__Document section__:
━━━━━━━━━━
I think I will try PyCall with zarr for our use cases first and see how it performs.

Ah. I didn’t realise you were after a cloud solution. Given that the object is stored in the cloud, my guess is the bottleneck will be upload/download speed, rather than PyCall, so hopefully that should work out fine. But, as you say, best to test it out first.

Cheers,

Colin

Just being curious, how large is the data? Eg compressed/uncompressed in GB, total and for the typical array.

@fabiangans Why the insistence on parallel I/O Do you really need that? At Tamas Papp says, please give some ideas of your data sizes.
I was going to start wittering about CEPH storage here, as the block diagram for HDF5-Cloud looks like it should work with CEPHH also. But I dont have anything meaningful to say.
HDF5-Cloud does look very interesting though!

However have you looked at Adios? I came across it recently in connection with parallel IO from the OpenFOAM CDF code.
https://www.olcf.ornl.gov/center-projects/adios/
https://wiki.scinet.utoronto.ca/wiki/images/8/8c/Adios-techtalk-may2012.pdf

The whole uncompressed dataset is about 1TB at the moment, it may grow by a factor of 2-3, but not by orders of magnitude. The compressed size is about 100GB.
━━━━━━━━━━
__Excerpted records__:
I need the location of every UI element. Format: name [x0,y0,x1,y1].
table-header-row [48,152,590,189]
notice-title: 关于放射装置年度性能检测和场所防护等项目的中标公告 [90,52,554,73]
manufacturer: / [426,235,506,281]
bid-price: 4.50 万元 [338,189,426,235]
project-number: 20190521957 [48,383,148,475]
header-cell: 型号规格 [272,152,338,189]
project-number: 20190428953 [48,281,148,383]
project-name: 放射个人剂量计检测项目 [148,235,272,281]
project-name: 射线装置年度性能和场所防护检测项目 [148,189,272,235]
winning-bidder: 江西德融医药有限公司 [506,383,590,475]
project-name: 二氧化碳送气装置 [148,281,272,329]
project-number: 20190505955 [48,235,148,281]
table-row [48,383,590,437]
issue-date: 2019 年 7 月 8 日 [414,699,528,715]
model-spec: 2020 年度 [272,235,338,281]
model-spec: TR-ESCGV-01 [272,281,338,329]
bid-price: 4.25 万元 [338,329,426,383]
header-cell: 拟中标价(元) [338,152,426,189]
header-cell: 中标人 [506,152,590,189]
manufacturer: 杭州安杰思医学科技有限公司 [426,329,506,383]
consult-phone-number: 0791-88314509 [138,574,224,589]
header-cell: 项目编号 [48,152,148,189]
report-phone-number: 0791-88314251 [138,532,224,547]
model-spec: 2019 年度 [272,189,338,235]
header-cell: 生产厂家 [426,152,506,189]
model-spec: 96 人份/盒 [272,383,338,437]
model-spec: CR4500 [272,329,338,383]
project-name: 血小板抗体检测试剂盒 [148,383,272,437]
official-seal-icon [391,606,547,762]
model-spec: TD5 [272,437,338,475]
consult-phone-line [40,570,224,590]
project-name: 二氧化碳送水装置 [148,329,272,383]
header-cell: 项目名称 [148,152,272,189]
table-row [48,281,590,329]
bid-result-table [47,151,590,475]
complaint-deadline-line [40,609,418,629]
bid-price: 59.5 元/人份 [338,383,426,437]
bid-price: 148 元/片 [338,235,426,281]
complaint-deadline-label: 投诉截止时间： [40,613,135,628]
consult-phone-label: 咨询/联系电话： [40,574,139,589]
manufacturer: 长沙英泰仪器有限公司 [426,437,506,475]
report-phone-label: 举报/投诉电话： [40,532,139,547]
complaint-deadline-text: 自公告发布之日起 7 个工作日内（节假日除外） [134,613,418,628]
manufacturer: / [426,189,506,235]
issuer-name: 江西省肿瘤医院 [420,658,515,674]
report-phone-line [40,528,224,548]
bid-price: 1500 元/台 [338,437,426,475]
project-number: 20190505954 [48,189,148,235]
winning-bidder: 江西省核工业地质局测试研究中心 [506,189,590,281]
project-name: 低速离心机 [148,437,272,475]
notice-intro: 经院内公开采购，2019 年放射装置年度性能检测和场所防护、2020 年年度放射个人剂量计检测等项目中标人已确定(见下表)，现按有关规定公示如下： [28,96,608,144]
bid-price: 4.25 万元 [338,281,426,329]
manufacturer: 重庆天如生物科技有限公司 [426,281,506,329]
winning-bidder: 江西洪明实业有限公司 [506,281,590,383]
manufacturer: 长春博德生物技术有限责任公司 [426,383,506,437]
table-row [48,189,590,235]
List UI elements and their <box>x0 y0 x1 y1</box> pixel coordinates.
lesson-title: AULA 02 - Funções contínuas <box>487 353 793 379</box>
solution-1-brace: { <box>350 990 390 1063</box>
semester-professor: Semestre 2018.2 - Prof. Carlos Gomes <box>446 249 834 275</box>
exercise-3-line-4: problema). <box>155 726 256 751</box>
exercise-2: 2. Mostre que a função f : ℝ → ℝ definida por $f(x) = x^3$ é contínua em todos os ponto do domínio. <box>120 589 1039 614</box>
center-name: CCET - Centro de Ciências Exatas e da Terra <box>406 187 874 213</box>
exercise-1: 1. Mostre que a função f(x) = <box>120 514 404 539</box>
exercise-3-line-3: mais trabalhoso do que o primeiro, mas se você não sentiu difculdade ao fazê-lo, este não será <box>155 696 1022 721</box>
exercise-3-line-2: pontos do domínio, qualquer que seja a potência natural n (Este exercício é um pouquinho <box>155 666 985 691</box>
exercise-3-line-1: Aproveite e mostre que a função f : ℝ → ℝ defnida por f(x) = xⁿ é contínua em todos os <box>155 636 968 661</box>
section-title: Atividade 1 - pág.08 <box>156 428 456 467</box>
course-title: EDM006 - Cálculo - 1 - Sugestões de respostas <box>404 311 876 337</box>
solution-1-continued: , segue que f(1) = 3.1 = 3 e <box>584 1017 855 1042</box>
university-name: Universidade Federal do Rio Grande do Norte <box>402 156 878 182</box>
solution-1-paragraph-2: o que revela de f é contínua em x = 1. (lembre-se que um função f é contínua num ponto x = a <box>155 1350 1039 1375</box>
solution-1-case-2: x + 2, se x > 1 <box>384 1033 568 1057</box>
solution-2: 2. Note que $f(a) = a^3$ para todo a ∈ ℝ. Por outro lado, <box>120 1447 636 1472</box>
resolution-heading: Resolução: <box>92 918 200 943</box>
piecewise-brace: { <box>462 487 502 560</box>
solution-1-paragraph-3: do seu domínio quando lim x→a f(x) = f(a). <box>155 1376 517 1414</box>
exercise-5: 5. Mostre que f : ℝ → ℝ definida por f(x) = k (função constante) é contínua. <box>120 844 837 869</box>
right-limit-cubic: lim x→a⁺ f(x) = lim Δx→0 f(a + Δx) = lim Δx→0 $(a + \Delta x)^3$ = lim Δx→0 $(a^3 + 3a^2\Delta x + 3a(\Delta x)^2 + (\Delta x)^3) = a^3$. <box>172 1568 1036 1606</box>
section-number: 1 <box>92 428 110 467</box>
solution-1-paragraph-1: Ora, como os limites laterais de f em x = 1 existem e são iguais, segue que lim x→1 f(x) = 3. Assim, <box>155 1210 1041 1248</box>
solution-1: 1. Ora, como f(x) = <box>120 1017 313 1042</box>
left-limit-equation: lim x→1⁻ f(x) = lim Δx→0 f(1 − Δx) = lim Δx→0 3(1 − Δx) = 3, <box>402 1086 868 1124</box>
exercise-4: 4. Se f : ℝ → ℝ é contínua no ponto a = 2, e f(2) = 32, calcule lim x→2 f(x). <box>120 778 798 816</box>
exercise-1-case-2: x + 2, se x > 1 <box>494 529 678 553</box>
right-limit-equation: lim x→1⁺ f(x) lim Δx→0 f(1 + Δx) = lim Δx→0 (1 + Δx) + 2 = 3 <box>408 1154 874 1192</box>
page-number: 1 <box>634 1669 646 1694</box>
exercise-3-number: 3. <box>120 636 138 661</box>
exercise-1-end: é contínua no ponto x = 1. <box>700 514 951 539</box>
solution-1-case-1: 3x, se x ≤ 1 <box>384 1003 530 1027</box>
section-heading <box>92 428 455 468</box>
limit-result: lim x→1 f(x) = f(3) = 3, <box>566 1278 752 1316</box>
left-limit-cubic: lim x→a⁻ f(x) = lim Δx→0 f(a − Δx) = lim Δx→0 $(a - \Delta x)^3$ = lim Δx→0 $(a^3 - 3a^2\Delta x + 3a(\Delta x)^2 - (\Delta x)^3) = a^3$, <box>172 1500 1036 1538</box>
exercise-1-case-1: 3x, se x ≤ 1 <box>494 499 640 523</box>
━━━━━━━━━━
__Goals__:
**1)** Please answer these questions about the discussion, one answer per line:
(a) What does Colin guess will be the bottleneck?
(b) How large is the whole uncompressed dataset at the moment?
(c) In connection with what was Adios come across?
**2)** In the discussion, switch "bottleneck" to "limiting factor" in the passage starting at "I think I will" and ending at "very interesting though!".
**3)** In the discussion, why does Colin expect that PyCall should work out fine? Explain in one to three sentences.

__Responses__:
**1)**
(a) Upload/download speed, rather than PyCall.
(b) About 1TB.
(c) Parallel IO from the OpenFOAM CDF code.

**2)**
I think I will try PyCall with zarr for our use cases first and see how it performs.

Ah. I didn’t realise you were after a cloud solution. Given that the object is stored in the cloud, my guess is the limiting factor will be upload/download speed, rather than PyCall, so hopefully that should work out fine. But, as you say, best to test it out first.

Cheers,

Colin

Just being curious, how large is the data? Eg compressed/uncompressed in GB, total and for the typical array.

@fabiangans Why the insistence on parallel I/O Do you really need that? At Tamas Papp says, please give some ideas of your data sizes.
I was going to start wittering about CEPH storage here, as the block diagram for HDF5-Cloud looks like it should work with CEPHH also. But I dont have anything meaningful to say.
HDF5-Cloud does look very interesting though!

**3)** The object is stored in the cloud. Colin therefore guesses that the bottleneck will be upload/download speed rather than PyCall.